## Record excerpts
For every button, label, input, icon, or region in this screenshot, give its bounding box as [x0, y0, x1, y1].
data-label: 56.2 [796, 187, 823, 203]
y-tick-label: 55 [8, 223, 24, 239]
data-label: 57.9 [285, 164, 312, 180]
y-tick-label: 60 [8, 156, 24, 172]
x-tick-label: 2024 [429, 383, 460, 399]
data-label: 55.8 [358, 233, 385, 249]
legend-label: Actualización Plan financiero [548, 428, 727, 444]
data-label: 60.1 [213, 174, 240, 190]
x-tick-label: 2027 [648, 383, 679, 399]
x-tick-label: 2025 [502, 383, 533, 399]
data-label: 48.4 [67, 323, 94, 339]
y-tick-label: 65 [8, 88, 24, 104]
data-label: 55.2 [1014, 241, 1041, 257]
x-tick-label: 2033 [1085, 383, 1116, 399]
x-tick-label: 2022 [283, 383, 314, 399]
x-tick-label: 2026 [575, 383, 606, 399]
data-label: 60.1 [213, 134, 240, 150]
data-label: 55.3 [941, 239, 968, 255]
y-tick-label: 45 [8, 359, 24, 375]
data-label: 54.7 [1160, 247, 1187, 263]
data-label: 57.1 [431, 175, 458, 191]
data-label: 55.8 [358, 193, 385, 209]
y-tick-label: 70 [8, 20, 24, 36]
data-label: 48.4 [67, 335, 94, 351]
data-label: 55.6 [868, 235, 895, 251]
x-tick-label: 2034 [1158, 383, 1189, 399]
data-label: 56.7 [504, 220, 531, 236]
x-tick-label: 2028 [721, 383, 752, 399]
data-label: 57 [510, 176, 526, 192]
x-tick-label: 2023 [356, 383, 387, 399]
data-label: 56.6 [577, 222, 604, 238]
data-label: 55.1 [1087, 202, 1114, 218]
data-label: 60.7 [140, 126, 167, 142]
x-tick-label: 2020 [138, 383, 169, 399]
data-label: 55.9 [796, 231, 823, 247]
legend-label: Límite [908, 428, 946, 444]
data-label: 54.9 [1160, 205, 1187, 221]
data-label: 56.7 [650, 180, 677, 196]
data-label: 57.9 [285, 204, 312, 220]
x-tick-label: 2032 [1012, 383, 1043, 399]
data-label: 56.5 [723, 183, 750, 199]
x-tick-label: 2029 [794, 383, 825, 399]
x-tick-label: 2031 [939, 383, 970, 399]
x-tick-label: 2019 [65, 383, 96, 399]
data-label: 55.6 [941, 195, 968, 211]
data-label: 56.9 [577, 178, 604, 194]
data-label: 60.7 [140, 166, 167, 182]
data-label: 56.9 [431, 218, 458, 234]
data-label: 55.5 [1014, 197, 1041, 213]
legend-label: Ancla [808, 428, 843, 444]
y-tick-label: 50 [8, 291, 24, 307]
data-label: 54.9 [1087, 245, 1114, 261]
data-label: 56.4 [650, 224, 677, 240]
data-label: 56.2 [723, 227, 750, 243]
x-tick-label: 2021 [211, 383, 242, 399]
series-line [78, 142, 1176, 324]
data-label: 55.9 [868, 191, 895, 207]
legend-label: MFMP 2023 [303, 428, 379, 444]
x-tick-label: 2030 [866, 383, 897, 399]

## Written exercise
Copy the rows word for word, beginning with the first row and continuing through the row with "y-tick-label: 45 [8, 359, 24, 375]", and include both of those rows.

## Response to this task
For every button, label, input, icon, or region in this screenshot, give its bounding box as [x0, y0, x1, y1].
data-label: 56.2 [796, 187, 823, 203]
y-tick-label: 55 [8, 223, 24, 239]
data-label: 57.9 [285, 164, 312, 180]
y-tick-label: 60 [8, 156, 24, 172]
x-tick-label: 2024 [429, 383, 460, 399]
data-label: 55.8 [358, 233, 385, 249]
legend-label: Actualización Plan financiero [548, 428, 727, 444]
data-label: 60.1 [213, 174, 240, 190]
x-tick-label: 2027 [648, 383, 679, 399]
x-tick-label: 2025 [502, 383, 533, 399]
data-label: 48.4 [67, 323, 94, 339]
y-tick-label: 65 [8, 88, 24, 104]
data-label: 55.2 [1014, 241, 1041, 257]
x-tick-label: 2033 [1085, 383, 1116, 399]
x-tick-label: 2022 [283, 383, 314, 399]
x-tick-label: 2026 [575, 383, 606, 399]
data-label: 60.1 [213, 134, 240, 150]
data-label: 55.3 [941, 239, 968, 255]
y-tick-label: 45 [8, 359, 24, 375]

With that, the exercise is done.